Data records:
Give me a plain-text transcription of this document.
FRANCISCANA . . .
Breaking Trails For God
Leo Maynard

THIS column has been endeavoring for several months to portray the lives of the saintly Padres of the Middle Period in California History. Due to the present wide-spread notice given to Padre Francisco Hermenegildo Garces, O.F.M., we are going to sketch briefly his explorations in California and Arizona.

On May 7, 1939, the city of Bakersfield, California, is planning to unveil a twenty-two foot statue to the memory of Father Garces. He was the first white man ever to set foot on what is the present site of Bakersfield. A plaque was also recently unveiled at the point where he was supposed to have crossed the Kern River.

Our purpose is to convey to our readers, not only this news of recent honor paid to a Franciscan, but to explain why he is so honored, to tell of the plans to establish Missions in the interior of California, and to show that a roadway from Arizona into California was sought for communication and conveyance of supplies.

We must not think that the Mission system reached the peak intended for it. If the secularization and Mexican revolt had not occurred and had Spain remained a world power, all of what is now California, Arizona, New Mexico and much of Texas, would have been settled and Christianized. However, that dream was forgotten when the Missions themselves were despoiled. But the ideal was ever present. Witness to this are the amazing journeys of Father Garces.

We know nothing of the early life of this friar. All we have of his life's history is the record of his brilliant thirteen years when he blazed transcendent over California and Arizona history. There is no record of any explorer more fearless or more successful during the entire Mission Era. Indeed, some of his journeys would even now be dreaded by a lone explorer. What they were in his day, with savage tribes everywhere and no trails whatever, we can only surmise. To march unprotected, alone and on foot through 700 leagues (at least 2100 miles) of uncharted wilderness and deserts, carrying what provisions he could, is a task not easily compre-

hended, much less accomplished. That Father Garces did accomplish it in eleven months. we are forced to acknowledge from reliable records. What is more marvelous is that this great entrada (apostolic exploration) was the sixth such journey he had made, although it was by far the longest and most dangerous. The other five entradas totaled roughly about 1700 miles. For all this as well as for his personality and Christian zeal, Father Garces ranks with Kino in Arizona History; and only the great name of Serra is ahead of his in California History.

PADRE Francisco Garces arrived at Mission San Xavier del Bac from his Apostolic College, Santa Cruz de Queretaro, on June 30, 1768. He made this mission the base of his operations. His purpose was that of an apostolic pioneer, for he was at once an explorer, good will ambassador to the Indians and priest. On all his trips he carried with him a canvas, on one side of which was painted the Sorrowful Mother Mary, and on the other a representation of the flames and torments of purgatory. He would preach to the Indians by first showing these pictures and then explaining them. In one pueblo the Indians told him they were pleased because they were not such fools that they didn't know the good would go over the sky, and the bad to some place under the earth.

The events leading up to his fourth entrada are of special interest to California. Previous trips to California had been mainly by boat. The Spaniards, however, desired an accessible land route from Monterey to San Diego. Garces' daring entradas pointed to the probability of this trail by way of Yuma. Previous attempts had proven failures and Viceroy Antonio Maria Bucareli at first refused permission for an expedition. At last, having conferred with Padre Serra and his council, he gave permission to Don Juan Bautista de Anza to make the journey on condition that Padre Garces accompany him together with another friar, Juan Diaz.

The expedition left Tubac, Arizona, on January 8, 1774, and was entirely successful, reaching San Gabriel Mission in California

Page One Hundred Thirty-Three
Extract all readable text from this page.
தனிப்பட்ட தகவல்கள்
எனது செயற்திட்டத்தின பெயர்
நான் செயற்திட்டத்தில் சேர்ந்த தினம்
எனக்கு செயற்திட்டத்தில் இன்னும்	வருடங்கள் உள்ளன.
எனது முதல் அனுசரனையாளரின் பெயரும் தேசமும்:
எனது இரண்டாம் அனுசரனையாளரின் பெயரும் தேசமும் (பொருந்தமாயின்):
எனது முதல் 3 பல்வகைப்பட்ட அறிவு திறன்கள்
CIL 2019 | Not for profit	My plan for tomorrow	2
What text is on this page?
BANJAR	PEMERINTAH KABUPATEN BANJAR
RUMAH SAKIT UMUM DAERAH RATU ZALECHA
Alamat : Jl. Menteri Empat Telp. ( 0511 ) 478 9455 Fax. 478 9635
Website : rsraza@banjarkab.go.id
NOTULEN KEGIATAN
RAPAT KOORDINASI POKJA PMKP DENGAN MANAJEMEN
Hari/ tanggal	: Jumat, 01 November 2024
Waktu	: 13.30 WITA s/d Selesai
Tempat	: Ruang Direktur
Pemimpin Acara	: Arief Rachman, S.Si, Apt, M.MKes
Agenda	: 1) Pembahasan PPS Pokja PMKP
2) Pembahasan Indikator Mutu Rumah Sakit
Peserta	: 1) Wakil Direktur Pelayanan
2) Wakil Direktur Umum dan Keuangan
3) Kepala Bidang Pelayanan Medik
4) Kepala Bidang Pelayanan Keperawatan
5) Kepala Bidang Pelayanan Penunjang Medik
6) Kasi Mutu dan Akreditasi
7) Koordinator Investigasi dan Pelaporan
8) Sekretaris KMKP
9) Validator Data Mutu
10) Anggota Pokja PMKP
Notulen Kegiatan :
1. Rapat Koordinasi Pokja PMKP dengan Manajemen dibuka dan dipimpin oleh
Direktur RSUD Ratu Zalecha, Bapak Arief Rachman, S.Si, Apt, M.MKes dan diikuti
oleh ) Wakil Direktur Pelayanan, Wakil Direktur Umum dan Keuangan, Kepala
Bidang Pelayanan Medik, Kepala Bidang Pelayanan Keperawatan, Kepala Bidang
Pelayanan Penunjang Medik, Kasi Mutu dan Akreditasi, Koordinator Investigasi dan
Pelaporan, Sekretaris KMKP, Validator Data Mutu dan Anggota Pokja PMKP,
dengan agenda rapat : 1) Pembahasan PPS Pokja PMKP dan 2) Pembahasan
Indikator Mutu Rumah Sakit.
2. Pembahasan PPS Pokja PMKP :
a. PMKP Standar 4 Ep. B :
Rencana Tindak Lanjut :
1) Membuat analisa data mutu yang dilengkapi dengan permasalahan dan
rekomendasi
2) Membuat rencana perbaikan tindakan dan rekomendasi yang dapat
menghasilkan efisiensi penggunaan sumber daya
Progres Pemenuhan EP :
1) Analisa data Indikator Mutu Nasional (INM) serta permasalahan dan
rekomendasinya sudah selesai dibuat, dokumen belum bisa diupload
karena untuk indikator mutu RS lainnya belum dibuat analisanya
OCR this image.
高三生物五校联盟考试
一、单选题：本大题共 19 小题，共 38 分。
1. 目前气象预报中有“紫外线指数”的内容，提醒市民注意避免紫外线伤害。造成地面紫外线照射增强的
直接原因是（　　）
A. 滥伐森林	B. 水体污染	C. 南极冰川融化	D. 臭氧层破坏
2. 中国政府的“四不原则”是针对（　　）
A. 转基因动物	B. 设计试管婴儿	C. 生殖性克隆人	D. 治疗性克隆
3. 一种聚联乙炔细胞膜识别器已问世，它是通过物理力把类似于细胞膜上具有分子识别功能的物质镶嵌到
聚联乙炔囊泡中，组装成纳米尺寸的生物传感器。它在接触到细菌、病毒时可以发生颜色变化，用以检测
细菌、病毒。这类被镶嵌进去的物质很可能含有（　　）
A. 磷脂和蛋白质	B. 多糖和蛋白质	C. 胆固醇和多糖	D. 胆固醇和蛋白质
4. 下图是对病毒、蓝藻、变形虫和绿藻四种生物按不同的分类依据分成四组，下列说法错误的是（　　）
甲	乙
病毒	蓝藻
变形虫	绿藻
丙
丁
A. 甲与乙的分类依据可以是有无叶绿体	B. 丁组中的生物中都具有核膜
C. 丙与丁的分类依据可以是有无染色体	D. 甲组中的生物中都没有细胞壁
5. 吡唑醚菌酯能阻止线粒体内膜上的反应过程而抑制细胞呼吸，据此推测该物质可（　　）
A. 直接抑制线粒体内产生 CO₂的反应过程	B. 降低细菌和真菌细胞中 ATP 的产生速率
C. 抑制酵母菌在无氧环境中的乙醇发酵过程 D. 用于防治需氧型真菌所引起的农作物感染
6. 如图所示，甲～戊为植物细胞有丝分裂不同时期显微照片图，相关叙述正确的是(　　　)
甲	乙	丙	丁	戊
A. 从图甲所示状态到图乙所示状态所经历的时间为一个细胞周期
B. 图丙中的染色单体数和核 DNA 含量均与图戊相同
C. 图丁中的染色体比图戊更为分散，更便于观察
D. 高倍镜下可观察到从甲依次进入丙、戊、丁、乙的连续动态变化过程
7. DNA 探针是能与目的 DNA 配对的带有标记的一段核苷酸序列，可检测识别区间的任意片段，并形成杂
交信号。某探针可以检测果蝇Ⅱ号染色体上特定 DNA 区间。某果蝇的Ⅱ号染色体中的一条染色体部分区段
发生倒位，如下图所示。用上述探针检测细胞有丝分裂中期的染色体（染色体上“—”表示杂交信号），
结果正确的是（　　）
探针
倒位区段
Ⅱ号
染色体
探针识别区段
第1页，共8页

## Instruction:
Return every line from the records above that holds the word "MKes".

## Solution:
Pemimpin Acara	: Arief Rachman, S.Si, Apt, M.MKes
Direktur RSUD Ratu Zalecha, Bapak Arief Rachman, S.Si, Apt, M.MKes dan diikuti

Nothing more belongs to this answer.